▶ Task prompt
Copy whichever lines contain the string "ylabel".

▶ Exercise inputs
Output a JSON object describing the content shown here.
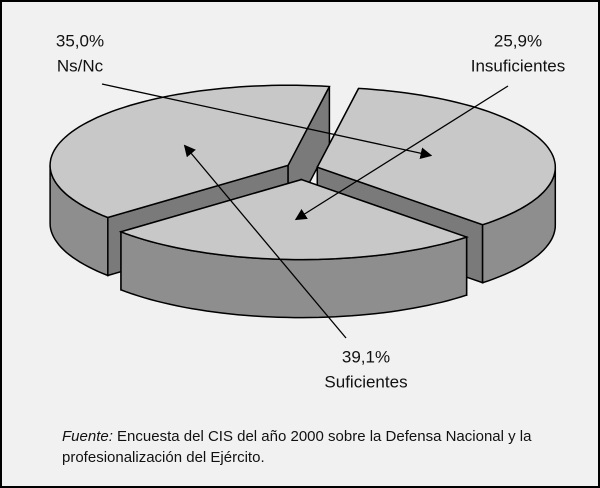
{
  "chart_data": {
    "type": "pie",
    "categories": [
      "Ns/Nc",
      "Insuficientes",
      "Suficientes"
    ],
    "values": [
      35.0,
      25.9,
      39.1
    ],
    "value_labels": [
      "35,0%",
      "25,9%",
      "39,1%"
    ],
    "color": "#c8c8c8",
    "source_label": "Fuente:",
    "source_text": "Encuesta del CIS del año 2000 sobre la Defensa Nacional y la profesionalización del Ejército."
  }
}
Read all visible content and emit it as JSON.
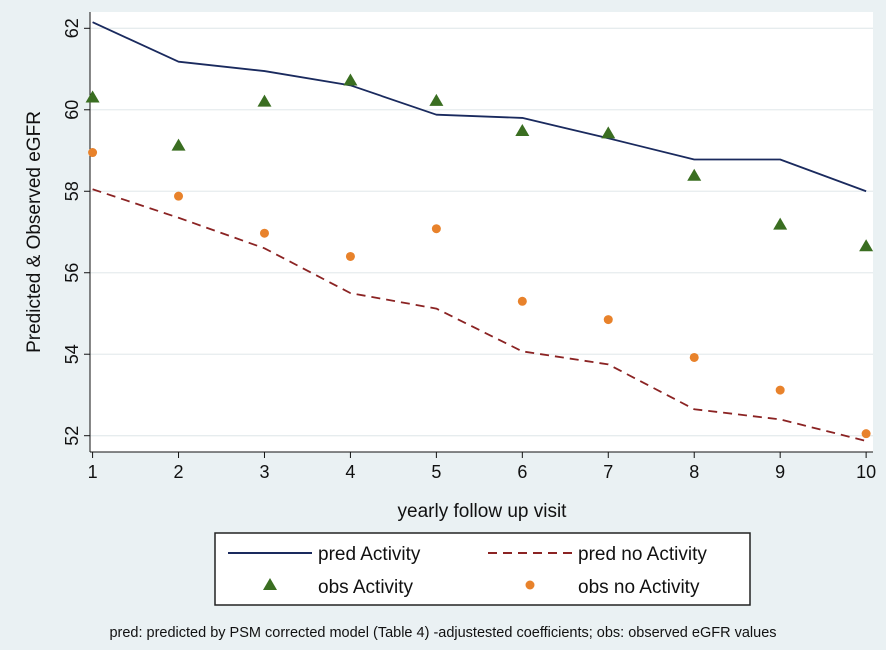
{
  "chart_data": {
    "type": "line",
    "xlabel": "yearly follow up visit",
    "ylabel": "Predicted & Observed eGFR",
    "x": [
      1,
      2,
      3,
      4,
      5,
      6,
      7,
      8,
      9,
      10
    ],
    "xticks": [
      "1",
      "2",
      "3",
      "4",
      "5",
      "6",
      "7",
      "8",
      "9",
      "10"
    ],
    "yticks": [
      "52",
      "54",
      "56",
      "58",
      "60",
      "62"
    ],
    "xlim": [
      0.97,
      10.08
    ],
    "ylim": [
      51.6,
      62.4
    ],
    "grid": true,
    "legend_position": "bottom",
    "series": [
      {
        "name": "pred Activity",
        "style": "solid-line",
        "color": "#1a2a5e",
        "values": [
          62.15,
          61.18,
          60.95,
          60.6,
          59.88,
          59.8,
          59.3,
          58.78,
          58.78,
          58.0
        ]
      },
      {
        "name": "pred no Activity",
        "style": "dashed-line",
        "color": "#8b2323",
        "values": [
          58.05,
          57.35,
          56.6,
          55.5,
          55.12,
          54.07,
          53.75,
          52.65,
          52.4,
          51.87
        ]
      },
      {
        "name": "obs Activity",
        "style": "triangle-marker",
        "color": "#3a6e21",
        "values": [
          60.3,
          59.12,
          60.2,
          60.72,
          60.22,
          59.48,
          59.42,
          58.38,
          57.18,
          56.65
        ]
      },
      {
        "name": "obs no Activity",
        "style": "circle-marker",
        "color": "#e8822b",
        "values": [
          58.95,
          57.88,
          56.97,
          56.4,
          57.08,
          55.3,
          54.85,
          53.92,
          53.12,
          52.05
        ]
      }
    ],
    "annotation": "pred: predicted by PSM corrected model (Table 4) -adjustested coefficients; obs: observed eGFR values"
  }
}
---
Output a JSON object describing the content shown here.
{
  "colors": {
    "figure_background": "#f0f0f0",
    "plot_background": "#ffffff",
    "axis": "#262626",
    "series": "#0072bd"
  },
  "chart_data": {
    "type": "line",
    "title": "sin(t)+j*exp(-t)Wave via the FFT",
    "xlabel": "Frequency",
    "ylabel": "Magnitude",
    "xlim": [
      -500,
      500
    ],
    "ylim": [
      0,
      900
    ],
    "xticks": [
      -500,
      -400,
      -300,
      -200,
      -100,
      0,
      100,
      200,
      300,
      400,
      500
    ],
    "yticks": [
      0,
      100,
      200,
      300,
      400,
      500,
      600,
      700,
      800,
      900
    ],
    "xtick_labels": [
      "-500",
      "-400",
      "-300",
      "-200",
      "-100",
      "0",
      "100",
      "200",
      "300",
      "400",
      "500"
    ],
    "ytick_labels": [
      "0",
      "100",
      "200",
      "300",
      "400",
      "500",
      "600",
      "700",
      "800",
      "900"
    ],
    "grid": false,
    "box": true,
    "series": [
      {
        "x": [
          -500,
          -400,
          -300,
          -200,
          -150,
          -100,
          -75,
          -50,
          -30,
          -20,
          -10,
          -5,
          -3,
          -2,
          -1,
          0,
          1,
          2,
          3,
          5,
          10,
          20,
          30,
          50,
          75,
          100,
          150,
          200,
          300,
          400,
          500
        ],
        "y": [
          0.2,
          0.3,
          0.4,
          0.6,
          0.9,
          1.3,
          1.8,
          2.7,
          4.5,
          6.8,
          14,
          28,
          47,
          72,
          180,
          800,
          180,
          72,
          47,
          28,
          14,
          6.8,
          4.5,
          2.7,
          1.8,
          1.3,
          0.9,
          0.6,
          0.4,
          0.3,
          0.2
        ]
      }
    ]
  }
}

▶ Correct result
    "ylabel": "Predicted & Observed eGFR",
    "ylabel": "Magnitude",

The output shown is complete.